>> Begin Passage provided

The idea of making a profit is what comes to mind when you talk about organizations in the business world. Most organizations in the world aim to make a profit from the sale of their products and services. Customer value is often overlooked but vital for profitability. In this paper, the major focus is on how organizations can strike a balance between customer value and profit. This in reaction to the opinion from other writers that there should be a healthy balance between giving value to both company and customer.
Customer value is closely linked to Corporate Social Responsibility. They are almost one and the same thing. It is about conducting your business such that, while you are meeting the requirements and expectations of shareholders, you are also meeting those of the customer (Dave, Kesselheim, Qiu, & Hartzema, 2017). This is especially important as they are the most important source of income for any for-profit organization.
The human as a resource is the most important above all others. This includes employees, but the more important one is the customer. The need to provide value to customers is fast becoming a concern for modern businesses. Looking at the example of a company like Google, the Information Technology giant has made major divestments to improve the customer experience rather than make money (Stewart & Brown, 2019).

>> End Passage provided
>> Begin Listed entries

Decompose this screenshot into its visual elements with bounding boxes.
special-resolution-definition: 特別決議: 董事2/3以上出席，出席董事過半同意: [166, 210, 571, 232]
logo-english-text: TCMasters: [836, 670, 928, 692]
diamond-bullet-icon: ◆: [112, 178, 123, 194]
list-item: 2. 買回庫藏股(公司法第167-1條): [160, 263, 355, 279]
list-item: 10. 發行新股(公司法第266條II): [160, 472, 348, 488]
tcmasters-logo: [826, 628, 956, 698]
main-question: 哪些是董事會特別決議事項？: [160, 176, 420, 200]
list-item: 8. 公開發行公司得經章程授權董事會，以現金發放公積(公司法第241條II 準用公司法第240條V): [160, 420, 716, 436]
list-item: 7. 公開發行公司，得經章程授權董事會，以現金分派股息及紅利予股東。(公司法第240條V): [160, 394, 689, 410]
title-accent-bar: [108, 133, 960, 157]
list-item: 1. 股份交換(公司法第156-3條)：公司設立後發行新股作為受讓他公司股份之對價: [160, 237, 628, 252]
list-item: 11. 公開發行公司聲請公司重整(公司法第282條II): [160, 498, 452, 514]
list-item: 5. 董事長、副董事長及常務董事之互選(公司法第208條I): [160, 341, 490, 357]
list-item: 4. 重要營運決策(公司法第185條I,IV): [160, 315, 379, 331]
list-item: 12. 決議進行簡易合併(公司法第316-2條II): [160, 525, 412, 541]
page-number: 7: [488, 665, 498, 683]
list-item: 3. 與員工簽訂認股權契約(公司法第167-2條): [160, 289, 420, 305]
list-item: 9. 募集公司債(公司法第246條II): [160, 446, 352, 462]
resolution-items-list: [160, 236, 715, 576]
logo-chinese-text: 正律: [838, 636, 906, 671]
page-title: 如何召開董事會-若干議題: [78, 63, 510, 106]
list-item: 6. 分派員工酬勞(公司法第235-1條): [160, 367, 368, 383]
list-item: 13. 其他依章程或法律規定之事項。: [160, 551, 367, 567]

>> End Listed entries

Reproduce the passage on customer value and profit from "The idea of" to "company and customer.", swapping "organizations" for "companies". The material comes from a separate source.

> Completed task:
The idea of making a profit is what comes to mind when you talk about companies in the business world. Most companies in the world aim to make a profit from the sale of their products and services. Customer value is often overlooked but vital for profitability. In this paper, the major focus is on how companies can strike a balance between customer value and profit. This in reaction to the opinion from other writers that there should be a healthy balance between giving value to both company and customer.